Dataset entries
⟨

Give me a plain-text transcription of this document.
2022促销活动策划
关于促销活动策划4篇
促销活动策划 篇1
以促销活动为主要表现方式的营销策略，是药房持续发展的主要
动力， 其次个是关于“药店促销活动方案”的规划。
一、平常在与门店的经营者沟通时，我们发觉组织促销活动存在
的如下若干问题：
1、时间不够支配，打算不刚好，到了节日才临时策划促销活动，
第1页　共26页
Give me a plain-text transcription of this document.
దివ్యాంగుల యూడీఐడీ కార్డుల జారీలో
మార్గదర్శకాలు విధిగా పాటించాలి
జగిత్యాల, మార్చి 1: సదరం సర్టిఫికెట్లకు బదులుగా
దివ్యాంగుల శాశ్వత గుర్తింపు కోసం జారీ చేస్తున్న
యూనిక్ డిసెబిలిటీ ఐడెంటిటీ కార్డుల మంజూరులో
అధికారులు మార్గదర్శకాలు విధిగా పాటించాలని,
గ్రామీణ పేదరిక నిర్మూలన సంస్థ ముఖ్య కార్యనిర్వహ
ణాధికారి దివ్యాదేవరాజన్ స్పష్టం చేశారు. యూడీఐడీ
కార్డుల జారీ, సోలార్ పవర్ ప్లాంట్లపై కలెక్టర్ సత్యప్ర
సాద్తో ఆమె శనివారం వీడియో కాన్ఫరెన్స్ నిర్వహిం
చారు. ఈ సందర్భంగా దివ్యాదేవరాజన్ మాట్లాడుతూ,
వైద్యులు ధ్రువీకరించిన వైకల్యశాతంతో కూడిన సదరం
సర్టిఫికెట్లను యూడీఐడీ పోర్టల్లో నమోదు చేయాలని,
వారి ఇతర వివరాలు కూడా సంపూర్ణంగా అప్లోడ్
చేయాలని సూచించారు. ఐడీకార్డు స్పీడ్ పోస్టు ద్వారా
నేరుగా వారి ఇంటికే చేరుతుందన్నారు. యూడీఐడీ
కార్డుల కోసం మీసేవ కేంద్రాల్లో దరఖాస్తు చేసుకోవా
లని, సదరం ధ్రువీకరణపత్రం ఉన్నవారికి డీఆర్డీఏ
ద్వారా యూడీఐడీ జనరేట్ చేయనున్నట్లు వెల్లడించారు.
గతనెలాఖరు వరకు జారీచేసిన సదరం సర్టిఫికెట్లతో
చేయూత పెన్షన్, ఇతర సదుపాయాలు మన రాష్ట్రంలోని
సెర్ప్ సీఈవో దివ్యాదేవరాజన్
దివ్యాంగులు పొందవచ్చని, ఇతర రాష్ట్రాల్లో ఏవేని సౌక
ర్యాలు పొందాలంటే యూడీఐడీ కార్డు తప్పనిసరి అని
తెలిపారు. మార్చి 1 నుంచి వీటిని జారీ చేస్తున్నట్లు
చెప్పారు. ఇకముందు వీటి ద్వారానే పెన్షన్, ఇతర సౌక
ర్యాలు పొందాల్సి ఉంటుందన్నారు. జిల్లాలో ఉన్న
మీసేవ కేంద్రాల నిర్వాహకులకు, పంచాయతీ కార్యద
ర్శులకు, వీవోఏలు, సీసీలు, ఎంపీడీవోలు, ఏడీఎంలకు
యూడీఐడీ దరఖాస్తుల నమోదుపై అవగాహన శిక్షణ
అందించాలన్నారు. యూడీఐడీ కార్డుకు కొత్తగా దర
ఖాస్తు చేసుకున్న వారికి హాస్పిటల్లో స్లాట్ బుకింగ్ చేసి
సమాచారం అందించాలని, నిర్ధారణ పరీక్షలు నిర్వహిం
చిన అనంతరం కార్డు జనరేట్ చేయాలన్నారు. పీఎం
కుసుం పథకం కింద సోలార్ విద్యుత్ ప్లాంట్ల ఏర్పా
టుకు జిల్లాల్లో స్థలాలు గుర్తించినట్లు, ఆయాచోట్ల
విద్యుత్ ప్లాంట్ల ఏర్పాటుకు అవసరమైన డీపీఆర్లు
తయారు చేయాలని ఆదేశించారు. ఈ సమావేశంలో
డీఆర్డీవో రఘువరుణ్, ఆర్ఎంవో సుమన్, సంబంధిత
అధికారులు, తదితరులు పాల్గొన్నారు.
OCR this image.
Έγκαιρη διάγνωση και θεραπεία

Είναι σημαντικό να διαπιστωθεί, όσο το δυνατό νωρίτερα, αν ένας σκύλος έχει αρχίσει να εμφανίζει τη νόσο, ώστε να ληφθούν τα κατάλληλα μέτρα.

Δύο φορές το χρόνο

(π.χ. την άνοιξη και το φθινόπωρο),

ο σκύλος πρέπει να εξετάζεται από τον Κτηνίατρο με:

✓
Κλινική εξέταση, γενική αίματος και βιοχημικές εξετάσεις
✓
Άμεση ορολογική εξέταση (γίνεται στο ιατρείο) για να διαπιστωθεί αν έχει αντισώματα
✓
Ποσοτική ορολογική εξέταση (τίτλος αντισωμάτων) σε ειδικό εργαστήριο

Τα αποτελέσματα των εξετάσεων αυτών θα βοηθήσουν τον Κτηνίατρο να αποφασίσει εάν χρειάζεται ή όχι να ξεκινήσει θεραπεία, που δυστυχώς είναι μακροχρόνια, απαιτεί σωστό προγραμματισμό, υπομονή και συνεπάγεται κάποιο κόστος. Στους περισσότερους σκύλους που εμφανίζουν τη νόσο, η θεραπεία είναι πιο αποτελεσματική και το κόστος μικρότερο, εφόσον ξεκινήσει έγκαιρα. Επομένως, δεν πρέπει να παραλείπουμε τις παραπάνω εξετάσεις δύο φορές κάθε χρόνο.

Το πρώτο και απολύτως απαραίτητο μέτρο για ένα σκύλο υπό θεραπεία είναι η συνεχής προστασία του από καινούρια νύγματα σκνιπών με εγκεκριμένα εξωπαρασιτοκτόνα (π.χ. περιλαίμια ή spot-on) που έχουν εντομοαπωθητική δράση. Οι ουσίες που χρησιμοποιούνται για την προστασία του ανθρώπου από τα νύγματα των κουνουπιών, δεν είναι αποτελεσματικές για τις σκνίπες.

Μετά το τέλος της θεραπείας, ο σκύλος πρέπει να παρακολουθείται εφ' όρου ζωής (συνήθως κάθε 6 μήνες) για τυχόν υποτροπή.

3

⟩

Write the whole listing out again. Keep every line exactly as it is.

Give me a plain-text transcription of this document.
2022促销活动策划
关于促销活动策划4篇
促销活动策划 篇1
以促销活动为主要表现方式的营销策略，是药房持续发展的主要
动力， 其次个是关于“药店促销活动方案”的规划。
一、平常在与门店的经营者沟通时，我们发觉组织促销活动存在
的如下若干问题：
1、时间不够支配，打算不刚好，到了节日才临时策划促销活动，
第1页　共26页
Give me a plain-text transcription of this document.
దివ్యాంగుల యూడీఐడీ కార్డుల జారీలో
మార్గదర్శకాలు విధిగా పాటించాలి
జగిత్యాల, మార్చి 1: సదరం సర్టిఫికెట్లకు బదులుగా
దివ్యాంగుల శాశ్వత గుర్తింపు కోసం జారీ చేస్తున్న
యూనిక్ డిసెబిలిటీ ఐడెంటిటీ కార్డుల మంజూరులో
అధికారులు మార్గదర్శకాలు విధిగా పాటించాలని,
గ్రామీణ పేదరిక నిర్మూలన సంస్థ ముఖ్య కార్యనిర్వహ
ణాధికారి దివ్యాదేవరాజన్ స్పష్టం చేశారు. యూడీఐడీ
కార్డుల జారీ, సోలార్ పవర్ ప్లాంట్లపై కలెక్టర్ సత్యప్ర
సాద్తో ఆమె శనివారం వీడియో కాన్ఫరెన్స్ నిర్వహిం
చారు. ఈ సందర్భంగా దివ్యాదేవరాజన్ మాట్లాడుతూ,
వైద్యులు ధ్రువీకరించిన వైకల్యశాతంతో కూడిన సదరం
సర్టిఫికెట్లను యూడీఐడీ పోర్టల్లో నమోదు చేయాలని,
వారి ఇతర వివరాలు కూడా సంపూర్ణంగా అప్లోడ్
చేయాలని సూచించారు. ఐడీకార్డు స్పీడ్ పోస్టు ద్వారా
నేరుగా వారి ఇంటికే చేరుతుందన్నారు. యూడీఐడీ
కార్డుల కోసం మీసేవ కేంద్రాల్లో దరఖాస్తు చేసుకోవా
లని, సదరం ధ్రువీకరణపత్రం ఉన్నవారికి డీఆర్డీఏ
ద్వారా యూడీఐడీ జనరేట్ చేయనున్నట్లు వెల్లడించారు.
గతనెలాఖరు వరకు జారీచేసిన సదరం సర్టిఫికెట్లతో
చేయూత పెన్షన్, ఇతర సదుపాయాలు మన రాష్ట్రంలోని
సెర్ప్ సీఈవో దివ్యాదేవరాజన్
దివ్యాంగులు పొందవచ్చని, ఇతర రాష్ట్రాల్లో ఏవేని సౌక
ర్యాలు పొందాలంటే యూడీఐడీ కార్డు తప్పనిసరి అని
తెలిపారు. మార్చి 1 నుంచి వీటిని జారీ చేస్తున్నట్లు
చెప్పారు. ఇకముందు వీటి ద్వారానే పెన్షన్, ఇతర సౌక
ర్యాలు పొందాల్సి ఉంటుందన్నారు. జిల్లాలో ఉన్న
మీసేవ కేంద్రాల నిర్వాహకులకు, పంచాయతీ కార్యద
ర్శులకు, వీవోఏలు, సీసీలు, ఎంపీడీవోలు, ఏడీఎంలకు
యూడీఐడీ దరఖాస్తుల నమోదుపై అవగాహన శిక్షణ
అందించాలన్నారు. యూడీఐడీ కార్డుకు కొత్తగా దర
ఖాస్తు చేసుకున్న వారికి హాస్పిటల్లో స్లాట్ బుకింగ్ చేసి
సమాచారం అందించాలని, నిర్ధారణ పరీక్షలు నిర్వహిం
చిన అనంతరం కార్డు జనరేట్ చేయాలన్నారు. పీఎం
కుసుం పథకం కింద సోలార్ విద్యుత్ ప్లాంట్ల ఏర్పా
టుకు జిల్లాల్లో స్థలాలు గుర్తించినట్లు, ఆయాచోట్ల
విద్యుత్ ప్లాంట్ల ఏర్పాటుకు అవసరమైన డీపీఆర్లు
తయారు చేయాలని ఆదేశించారు. ఈ సమావేశంలో
డీఆర్డీవో రఘువరుణ్, ఆర్ఎంవో సుమన్, సంబంధిత
అధికారులు, తదితరులు పాల్గొన్నారు.
OCR this image.
Έγκαιρη διάγνωση και θεραπεία

Είναι σημαντικό να διαπιστωθεί, όσο το δυνατό νωρίτερα, αν ένας σκύλος έχει αρχίσει να εμφανίζει τη νόσο, ώστε να ληφθούν τα κατάλληλα μέτρα.

Δύο φορές το χρόνο

(π.χ. την άνοιξη και το φθινόπωρο),

ο σκύλος πρέπει να εξετάζεται από τον Κτηνίατρο με:

✓
Κλινική εξέταση, γενική αίματος και βιοχημικές εξετάσεις
✓
Άμεση ορολογική εξέταση (γίνεται στο ιατρείο) για να διαπιστωθεί αν έχει αντισώματα
✓
Ποσοτική ορολογική εξέταση (τίτλος αντισωμάτων) σε ειδικό εργαστήριο

Τα αποτελέσματα των εξετάσεων αυτών θα βοηθήσουν τον Κτηνίατρο να αποφασίσει εάν χρειάζεται ή όχι να ξεκινήσει θεραπεία, που δυστυχώς είναι μακροχρόνια, απαιτεί σωστό προγραμματισμό, υπομονή και συνεπάγεται κάποιο κόστος. Στους περισσότερους σκύλους που εμφανίζουν τη νόσο, η θεραπεία είναι πιο αποτελεσματική και το κόστος μικρότερο, εφόσον ξεκινήσει έγκαιρα. Επομένως, δεν πρέπει να παραλείπουμε τις παραπάνω εξετάσεις δύο φορές κάθε χρόνο.

Το πρώτο και απολύτως απαραίτητο μέτρο για ένα σκύλο υπό θεραπεία είναι η συνεχής προστασία του από καινούρια νύγματα σκνιπών με εγκεκριμένα εξωπαρασιτοκτόνα (π.χ. περιλαίμια ή spot-on) που έχουν εντομοαπωθητική δράση. Οι ουσίες που χρησιμοποιούνται για την προστασία του ανθρώπου από τα νύγματα των κουνουπιών, δεν είναι αποτελεσματικές για τις σκνίπες.

Μετά το τέλος της θεραπείας, ο σκύλος πρέπει να παρακολουθείται εφ' όρου ζωής (συνήθως κάθε 6 μήνες) για τυχόν υποτροπή.

3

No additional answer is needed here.